### [Short exercise]
Copy every line of the entries that includes the word "检察机关".

==== Records supplied ====

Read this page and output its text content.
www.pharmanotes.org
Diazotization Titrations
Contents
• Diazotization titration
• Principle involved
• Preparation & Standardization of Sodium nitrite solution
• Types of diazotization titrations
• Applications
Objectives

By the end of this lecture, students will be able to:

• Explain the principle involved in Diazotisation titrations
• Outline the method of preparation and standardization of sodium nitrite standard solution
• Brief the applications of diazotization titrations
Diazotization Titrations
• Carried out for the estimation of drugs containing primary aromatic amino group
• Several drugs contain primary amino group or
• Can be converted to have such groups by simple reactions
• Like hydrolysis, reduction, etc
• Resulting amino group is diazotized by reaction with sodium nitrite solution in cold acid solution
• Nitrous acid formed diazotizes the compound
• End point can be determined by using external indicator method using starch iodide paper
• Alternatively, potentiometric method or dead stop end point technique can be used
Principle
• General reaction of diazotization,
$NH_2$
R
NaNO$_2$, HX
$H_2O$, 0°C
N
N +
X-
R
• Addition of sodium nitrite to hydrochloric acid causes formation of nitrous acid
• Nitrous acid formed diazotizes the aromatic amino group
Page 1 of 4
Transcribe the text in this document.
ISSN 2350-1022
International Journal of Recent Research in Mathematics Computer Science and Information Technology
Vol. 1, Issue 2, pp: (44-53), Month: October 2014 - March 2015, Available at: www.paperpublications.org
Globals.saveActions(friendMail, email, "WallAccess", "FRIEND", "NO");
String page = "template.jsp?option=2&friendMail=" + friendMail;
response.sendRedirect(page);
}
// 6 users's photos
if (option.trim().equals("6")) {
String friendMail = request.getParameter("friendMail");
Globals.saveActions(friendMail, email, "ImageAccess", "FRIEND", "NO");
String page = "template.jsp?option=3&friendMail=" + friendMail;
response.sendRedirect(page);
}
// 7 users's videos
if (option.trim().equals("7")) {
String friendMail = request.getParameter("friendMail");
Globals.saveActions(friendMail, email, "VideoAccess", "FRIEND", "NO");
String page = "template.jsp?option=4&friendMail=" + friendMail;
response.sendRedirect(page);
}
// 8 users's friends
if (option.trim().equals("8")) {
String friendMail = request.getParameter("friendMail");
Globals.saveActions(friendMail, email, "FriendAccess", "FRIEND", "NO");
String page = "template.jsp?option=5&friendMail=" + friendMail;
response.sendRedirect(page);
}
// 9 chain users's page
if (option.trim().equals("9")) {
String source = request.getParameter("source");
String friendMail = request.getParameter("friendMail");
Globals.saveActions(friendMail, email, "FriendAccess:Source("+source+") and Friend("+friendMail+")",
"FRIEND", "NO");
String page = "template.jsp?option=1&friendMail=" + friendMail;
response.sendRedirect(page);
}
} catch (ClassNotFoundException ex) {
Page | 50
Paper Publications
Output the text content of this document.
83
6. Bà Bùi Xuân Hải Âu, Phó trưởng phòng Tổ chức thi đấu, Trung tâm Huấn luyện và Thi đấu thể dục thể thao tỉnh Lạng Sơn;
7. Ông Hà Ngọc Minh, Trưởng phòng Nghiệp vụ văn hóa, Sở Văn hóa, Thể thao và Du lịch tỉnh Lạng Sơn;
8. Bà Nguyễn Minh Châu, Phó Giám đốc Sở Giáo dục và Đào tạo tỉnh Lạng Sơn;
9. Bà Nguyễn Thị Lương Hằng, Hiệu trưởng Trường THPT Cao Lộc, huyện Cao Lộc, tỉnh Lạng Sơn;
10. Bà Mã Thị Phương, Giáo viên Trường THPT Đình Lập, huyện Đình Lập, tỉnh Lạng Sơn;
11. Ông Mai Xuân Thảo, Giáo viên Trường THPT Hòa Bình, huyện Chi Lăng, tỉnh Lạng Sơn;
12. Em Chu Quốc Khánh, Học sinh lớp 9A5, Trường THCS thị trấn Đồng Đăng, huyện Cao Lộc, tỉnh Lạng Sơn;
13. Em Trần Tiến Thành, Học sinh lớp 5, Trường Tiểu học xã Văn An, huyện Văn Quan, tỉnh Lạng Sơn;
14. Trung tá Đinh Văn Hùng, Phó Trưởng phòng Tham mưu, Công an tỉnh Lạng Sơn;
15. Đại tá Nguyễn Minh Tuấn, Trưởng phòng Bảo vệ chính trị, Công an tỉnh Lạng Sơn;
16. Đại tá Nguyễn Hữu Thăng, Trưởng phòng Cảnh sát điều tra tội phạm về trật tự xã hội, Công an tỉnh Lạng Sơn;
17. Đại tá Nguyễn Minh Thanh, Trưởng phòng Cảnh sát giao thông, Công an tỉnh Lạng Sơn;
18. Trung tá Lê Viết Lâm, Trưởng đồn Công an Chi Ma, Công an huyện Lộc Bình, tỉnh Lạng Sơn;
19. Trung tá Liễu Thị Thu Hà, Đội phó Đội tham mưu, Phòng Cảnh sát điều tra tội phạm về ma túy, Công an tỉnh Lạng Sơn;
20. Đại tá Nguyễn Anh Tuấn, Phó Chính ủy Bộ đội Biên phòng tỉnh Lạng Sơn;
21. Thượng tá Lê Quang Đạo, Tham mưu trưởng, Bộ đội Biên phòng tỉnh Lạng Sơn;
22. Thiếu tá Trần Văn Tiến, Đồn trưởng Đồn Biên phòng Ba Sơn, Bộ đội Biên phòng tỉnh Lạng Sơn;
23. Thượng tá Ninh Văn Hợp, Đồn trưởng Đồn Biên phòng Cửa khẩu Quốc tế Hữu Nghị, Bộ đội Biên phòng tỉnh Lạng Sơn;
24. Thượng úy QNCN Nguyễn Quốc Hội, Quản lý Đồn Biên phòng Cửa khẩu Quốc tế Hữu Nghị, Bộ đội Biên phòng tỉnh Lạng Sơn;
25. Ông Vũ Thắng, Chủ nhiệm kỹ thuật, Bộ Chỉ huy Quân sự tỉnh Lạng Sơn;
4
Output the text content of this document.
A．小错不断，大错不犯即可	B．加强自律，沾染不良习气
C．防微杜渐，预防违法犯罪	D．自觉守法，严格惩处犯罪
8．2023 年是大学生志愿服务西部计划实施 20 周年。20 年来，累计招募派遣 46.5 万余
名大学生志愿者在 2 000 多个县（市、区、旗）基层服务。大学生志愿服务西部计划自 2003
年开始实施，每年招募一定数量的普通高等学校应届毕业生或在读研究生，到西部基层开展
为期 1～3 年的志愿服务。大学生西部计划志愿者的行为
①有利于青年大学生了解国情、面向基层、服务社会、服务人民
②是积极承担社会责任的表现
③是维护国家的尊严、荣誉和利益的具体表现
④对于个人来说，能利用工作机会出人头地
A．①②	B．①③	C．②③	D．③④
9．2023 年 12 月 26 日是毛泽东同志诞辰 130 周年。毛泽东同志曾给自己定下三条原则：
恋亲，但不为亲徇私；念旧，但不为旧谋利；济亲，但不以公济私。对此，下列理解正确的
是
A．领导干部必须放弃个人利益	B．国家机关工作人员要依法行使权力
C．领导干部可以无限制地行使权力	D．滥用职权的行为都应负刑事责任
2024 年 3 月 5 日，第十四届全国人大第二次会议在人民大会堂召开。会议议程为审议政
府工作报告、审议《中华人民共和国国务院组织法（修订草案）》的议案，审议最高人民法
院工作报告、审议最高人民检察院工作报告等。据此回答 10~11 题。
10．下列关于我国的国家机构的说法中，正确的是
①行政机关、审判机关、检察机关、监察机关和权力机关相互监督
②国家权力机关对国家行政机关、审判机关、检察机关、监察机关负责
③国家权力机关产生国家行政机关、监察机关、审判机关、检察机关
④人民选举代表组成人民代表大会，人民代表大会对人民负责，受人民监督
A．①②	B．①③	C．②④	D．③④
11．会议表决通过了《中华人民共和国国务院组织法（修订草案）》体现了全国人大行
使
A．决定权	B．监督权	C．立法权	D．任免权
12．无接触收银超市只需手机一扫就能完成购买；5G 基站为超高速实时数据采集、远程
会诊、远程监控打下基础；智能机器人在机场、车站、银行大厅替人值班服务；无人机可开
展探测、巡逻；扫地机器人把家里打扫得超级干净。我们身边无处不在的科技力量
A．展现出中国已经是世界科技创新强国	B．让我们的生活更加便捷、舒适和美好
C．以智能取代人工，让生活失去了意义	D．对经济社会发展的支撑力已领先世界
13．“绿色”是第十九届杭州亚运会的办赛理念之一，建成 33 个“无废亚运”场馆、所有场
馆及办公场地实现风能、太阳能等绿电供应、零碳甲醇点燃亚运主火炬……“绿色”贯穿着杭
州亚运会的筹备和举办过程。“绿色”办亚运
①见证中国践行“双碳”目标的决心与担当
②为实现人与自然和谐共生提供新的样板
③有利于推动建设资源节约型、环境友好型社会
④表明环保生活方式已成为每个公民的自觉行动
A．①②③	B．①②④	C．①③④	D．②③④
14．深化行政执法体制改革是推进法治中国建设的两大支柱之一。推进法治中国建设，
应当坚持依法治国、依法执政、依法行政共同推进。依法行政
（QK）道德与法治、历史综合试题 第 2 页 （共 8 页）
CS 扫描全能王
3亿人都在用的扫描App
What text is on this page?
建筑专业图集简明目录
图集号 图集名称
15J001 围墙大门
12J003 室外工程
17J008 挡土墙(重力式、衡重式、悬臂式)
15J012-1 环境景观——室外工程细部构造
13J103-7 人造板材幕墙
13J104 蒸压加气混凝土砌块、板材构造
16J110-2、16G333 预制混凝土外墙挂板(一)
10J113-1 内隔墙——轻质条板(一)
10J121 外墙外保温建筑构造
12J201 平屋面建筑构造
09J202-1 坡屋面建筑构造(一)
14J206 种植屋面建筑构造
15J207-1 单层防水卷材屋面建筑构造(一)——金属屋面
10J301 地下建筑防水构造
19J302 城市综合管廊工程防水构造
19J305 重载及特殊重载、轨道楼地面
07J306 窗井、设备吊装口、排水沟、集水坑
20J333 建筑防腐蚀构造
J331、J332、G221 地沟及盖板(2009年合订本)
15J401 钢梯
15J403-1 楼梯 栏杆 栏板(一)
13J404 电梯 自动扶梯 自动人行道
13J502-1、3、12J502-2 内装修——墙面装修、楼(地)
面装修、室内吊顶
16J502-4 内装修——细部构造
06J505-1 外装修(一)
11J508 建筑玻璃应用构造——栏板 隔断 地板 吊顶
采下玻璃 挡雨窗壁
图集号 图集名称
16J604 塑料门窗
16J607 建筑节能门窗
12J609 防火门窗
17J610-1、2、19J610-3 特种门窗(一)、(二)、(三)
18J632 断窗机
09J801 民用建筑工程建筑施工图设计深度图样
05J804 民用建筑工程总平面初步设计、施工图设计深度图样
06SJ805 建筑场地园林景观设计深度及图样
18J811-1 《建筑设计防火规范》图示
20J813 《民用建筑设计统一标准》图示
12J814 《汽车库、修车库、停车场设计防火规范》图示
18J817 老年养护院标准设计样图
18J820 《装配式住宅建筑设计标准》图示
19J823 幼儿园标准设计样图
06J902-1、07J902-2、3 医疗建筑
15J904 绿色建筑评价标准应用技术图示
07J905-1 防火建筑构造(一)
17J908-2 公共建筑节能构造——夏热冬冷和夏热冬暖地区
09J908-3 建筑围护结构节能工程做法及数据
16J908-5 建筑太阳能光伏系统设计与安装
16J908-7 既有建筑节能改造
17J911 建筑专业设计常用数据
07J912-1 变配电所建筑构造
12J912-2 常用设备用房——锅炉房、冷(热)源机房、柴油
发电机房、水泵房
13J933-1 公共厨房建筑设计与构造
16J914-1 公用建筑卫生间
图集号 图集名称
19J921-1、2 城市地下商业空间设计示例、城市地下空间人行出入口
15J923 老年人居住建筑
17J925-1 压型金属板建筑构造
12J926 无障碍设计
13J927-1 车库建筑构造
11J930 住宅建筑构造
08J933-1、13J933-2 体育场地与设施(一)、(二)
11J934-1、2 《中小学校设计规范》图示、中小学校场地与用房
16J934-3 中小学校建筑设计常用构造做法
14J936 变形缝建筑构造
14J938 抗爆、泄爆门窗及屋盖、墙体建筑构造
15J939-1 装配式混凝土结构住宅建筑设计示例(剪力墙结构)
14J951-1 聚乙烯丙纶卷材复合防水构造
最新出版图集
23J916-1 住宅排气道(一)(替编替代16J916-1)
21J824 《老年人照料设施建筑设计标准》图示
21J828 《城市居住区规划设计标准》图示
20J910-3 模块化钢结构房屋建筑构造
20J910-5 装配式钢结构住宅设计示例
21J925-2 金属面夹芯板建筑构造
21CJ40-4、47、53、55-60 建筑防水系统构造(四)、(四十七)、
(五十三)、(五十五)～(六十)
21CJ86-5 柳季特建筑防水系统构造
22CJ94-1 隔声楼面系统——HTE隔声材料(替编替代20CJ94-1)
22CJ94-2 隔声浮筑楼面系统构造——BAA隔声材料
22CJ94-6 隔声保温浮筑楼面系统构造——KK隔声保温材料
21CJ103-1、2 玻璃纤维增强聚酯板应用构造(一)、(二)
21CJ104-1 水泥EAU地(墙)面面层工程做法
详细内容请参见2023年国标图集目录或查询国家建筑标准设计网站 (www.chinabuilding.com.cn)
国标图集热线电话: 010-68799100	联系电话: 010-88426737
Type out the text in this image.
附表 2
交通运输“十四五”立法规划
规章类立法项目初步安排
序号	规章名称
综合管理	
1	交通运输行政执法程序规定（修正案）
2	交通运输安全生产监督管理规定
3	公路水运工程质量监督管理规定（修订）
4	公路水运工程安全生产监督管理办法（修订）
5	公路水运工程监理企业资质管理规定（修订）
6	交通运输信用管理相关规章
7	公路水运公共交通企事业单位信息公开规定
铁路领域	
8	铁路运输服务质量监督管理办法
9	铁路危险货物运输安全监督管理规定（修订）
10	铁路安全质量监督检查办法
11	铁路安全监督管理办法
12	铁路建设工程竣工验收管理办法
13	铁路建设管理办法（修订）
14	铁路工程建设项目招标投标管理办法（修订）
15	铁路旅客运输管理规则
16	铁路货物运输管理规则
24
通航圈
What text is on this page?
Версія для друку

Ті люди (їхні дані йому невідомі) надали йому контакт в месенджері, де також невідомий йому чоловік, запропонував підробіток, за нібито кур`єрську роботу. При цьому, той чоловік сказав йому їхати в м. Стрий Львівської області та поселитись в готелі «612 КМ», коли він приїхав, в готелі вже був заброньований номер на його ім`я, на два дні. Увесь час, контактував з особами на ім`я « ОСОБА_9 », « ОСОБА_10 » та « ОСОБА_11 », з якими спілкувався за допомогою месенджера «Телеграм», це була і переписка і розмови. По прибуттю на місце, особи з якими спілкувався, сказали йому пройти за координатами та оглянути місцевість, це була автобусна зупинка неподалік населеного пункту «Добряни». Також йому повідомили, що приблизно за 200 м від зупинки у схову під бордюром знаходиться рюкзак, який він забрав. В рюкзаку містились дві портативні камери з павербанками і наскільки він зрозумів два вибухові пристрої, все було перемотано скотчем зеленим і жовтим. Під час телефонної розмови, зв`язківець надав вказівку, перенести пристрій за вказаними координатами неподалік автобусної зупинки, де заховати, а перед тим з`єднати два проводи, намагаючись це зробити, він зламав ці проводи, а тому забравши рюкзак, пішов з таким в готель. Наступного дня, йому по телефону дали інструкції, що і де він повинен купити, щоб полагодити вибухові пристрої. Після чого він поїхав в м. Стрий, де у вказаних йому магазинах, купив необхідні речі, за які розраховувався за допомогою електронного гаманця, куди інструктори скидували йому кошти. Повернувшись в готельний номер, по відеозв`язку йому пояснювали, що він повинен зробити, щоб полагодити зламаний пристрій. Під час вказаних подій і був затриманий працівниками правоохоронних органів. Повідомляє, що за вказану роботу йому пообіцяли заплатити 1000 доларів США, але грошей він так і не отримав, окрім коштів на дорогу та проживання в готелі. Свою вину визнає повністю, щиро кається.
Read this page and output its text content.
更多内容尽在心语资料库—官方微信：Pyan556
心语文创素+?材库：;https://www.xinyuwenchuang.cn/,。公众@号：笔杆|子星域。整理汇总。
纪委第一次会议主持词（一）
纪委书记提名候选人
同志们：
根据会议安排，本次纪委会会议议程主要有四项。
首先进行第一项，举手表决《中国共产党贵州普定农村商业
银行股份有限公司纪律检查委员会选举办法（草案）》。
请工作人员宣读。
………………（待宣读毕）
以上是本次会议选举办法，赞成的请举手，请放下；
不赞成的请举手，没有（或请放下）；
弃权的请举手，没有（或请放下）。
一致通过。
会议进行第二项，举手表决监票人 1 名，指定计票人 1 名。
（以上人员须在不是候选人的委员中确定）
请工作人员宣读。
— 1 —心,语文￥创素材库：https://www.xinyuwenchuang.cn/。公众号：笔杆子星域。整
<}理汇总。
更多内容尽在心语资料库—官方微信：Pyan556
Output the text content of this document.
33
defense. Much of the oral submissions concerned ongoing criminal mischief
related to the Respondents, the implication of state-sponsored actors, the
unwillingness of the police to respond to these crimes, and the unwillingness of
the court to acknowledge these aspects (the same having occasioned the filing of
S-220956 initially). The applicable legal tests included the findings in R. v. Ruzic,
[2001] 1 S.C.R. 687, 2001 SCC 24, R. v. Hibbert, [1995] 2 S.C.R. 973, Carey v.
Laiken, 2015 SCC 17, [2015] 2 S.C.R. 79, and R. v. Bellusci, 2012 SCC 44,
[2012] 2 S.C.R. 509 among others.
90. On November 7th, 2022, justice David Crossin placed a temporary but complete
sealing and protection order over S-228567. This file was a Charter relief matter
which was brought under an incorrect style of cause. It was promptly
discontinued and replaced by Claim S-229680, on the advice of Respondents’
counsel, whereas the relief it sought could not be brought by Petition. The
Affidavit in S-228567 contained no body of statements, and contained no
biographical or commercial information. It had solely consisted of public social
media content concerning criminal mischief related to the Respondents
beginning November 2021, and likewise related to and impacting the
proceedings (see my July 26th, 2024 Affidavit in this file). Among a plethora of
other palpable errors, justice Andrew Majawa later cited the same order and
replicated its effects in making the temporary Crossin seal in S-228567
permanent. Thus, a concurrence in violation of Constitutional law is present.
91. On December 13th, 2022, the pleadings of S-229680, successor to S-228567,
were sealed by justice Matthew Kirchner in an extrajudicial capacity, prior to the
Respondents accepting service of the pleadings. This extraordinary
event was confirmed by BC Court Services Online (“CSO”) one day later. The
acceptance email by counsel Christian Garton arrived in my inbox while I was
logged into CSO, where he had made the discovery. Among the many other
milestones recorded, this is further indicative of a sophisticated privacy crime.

====

### [Task solution]
①行政机关、审判机关、检察机关、监察机关和权力机关相互监督
②国家权力机关对国家行政机关、审判机关、检察机关、监察机关负责
③国家权力机关产生国家行政机关、监察机关、审判机关、检察机关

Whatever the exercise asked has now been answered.